Set task
Scan the data below and pick out the lines containing the word "Search".
- - - -
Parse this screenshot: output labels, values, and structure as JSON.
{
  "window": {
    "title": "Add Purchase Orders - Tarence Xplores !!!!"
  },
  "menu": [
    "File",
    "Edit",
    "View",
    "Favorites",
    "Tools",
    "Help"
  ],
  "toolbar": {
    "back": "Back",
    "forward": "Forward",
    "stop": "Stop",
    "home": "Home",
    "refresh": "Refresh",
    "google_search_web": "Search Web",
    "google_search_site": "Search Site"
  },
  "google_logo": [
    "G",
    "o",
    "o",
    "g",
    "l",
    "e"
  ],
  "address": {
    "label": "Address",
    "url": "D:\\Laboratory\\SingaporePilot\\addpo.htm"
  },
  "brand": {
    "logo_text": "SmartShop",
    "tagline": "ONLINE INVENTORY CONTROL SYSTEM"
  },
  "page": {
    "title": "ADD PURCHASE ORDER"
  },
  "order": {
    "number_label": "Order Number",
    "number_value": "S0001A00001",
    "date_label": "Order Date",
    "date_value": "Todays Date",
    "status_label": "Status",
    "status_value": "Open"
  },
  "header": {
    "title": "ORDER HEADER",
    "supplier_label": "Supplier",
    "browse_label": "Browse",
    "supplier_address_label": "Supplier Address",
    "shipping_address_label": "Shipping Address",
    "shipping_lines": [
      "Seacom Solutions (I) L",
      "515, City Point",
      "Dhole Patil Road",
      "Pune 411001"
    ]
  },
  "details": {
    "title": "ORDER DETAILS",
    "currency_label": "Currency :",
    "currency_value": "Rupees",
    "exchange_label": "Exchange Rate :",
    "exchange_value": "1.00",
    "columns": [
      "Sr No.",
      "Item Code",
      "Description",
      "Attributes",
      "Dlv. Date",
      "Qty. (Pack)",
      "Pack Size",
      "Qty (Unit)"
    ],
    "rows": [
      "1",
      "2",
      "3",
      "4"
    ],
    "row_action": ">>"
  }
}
- - - -
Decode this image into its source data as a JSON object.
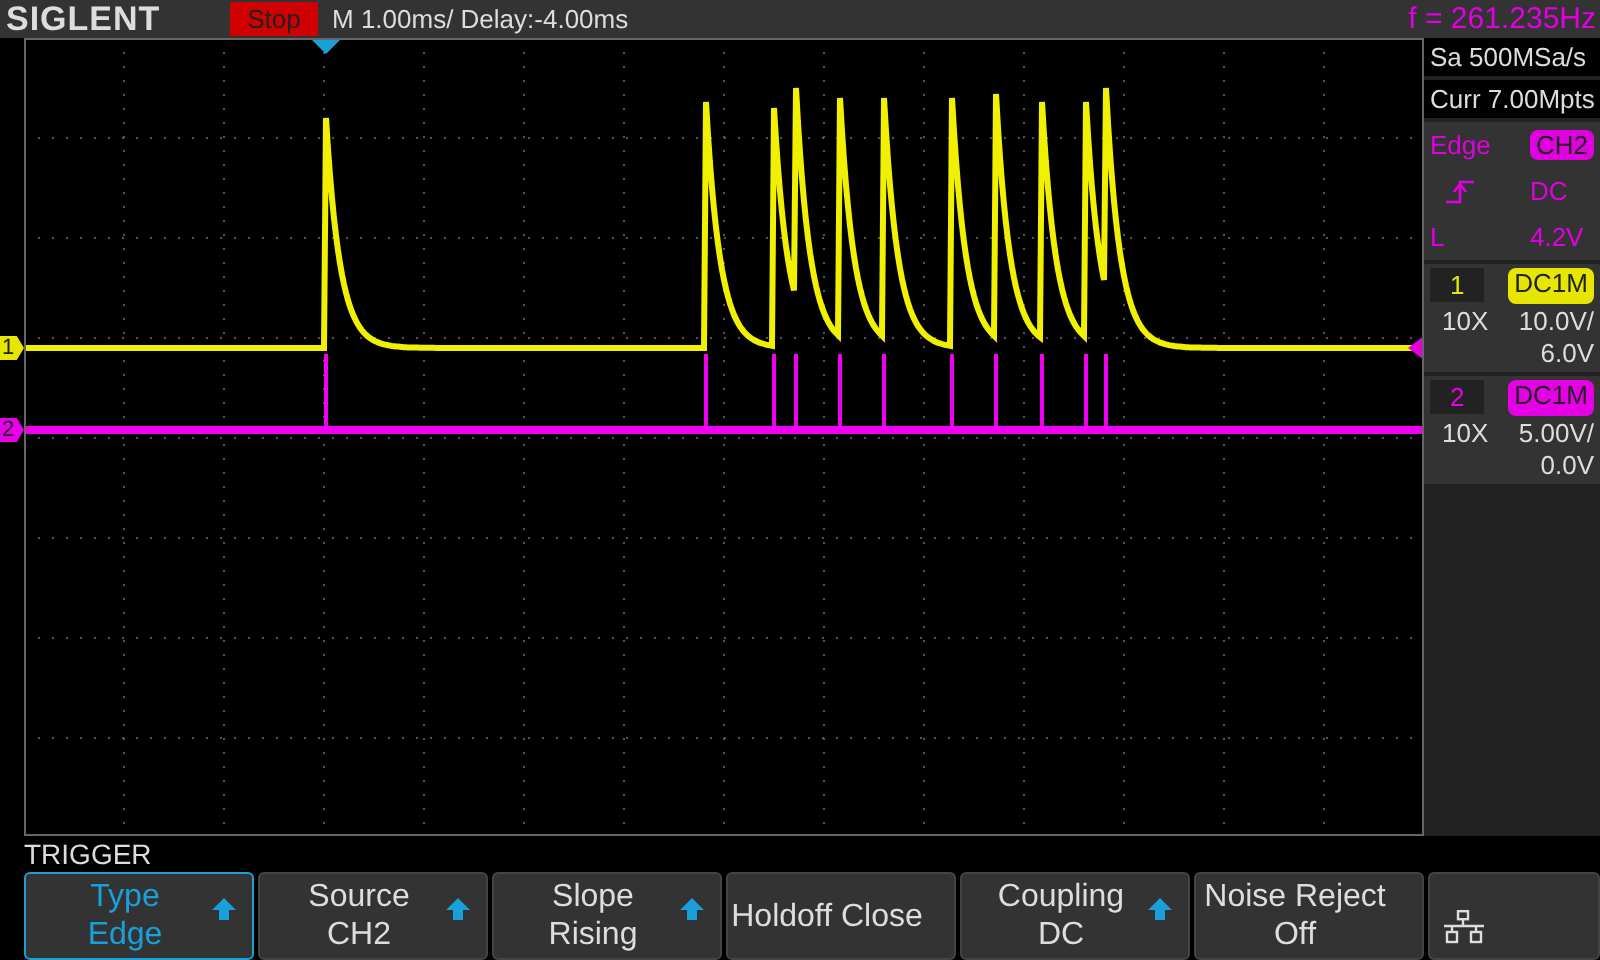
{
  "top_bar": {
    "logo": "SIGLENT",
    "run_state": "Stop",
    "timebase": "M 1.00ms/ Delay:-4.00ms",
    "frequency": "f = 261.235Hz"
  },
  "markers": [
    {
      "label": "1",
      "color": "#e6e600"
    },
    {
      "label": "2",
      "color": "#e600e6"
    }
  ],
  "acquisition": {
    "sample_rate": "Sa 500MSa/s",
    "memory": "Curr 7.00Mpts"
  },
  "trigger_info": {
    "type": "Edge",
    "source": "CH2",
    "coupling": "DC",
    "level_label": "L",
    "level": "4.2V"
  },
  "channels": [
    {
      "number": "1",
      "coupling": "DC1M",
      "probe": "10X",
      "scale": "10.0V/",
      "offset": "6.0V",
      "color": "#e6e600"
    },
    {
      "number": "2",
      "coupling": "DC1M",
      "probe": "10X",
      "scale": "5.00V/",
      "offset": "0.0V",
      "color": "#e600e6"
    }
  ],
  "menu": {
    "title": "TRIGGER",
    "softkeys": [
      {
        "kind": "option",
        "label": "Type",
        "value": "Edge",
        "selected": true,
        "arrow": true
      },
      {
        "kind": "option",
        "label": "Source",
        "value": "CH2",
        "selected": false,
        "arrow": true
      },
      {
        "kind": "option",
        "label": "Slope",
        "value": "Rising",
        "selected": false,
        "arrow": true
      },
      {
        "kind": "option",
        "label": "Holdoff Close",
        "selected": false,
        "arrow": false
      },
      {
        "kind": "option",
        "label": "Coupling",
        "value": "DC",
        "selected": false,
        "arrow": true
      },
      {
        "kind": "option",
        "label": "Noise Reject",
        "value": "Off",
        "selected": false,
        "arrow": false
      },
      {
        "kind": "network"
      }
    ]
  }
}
- - - -
Expected output
    "google_search_web": "Search Web",
    "google_search_site": "Search Site"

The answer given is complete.